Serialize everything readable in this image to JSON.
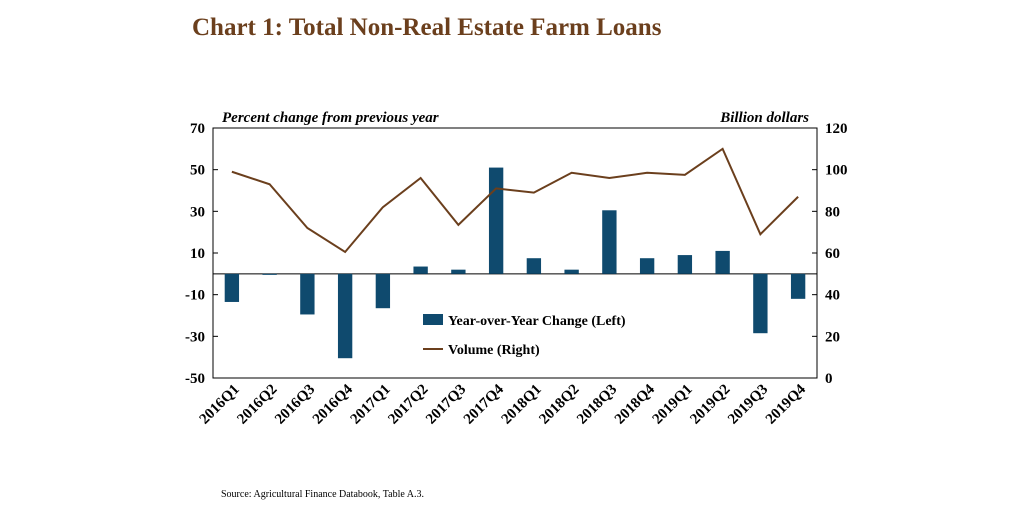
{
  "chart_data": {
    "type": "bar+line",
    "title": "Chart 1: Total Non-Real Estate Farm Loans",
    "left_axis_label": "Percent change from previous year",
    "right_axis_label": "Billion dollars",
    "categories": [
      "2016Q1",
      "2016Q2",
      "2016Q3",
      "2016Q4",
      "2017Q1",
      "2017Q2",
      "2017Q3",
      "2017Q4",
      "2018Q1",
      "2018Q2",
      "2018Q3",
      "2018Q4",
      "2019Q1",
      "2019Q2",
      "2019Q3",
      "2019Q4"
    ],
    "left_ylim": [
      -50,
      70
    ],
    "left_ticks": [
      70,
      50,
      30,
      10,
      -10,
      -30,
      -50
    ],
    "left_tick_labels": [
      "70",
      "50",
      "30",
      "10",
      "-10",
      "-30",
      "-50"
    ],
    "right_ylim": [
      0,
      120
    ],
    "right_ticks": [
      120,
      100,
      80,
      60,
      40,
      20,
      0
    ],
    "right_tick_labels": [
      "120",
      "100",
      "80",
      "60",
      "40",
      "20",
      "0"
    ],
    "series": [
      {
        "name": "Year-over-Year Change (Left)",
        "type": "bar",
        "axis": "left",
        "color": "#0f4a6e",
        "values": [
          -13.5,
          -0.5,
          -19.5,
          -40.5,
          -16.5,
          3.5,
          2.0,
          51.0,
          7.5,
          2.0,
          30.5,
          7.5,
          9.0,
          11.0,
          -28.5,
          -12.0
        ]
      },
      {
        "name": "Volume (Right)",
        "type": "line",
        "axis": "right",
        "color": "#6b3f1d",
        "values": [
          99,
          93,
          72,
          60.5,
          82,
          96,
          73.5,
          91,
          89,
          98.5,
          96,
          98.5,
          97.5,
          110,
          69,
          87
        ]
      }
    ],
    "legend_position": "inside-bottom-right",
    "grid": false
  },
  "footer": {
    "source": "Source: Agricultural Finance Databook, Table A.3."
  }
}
---+---
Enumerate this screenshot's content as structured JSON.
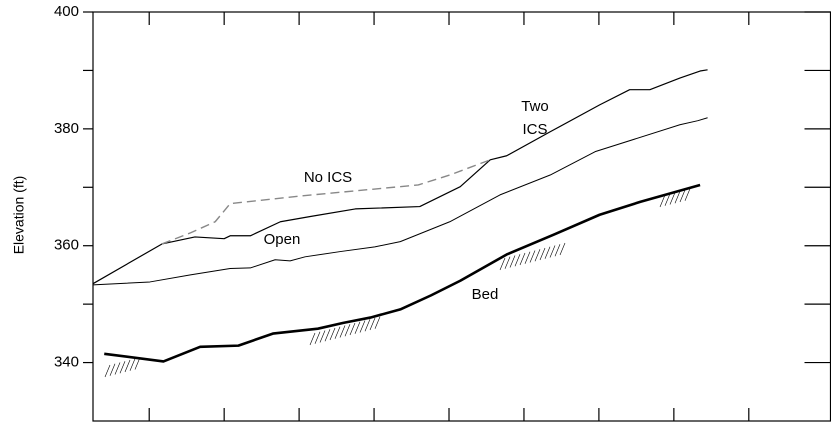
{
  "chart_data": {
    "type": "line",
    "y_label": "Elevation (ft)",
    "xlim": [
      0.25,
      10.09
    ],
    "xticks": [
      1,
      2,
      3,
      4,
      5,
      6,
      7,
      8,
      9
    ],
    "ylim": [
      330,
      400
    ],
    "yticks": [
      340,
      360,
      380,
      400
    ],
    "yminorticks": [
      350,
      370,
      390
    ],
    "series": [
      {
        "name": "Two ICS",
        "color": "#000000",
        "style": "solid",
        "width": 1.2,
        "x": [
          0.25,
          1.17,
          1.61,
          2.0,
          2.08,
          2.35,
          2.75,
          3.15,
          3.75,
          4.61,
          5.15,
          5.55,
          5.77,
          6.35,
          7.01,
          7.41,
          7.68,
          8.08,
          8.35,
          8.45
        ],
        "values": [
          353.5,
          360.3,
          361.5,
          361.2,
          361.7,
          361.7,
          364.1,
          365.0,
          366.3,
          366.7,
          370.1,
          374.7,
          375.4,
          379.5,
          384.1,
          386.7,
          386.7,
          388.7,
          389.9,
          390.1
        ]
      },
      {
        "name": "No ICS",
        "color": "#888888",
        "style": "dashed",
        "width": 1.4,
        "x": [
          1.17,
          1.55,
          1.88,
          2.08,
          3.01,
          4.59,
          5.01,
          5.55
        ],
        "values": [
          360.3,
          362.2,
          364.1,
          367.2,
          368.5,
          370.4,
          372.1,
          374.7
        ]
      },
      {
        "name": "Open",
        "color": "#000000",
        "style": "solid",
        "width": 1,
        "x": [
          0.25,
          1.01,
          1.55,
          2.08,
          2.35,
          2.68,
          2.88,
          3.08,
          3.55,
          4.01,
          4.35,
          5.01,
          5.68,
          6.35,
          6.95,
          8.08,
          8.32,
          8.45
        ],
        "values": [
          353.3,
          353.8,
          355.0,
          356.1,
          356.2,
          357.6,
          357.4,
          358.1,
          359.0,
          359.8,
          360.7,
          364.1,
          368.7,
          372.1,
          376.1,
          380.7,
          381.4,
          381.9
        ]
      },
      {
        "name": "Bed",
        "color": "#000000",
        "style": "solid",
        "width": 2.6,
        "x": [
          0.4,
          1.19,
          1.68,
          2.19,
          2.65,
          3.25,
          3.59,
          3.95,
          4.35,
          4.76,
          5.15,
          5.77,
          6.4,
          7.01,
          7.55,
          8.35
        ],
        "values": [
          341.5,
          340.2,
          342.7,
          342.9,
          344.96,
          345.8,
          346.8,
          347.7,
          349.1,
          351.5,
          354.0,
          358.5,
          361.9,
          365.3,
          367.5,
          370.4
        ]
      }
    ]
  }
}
---+---
*What to do*
Say only how many lines in the records carry the word "name".

*Task solution*
6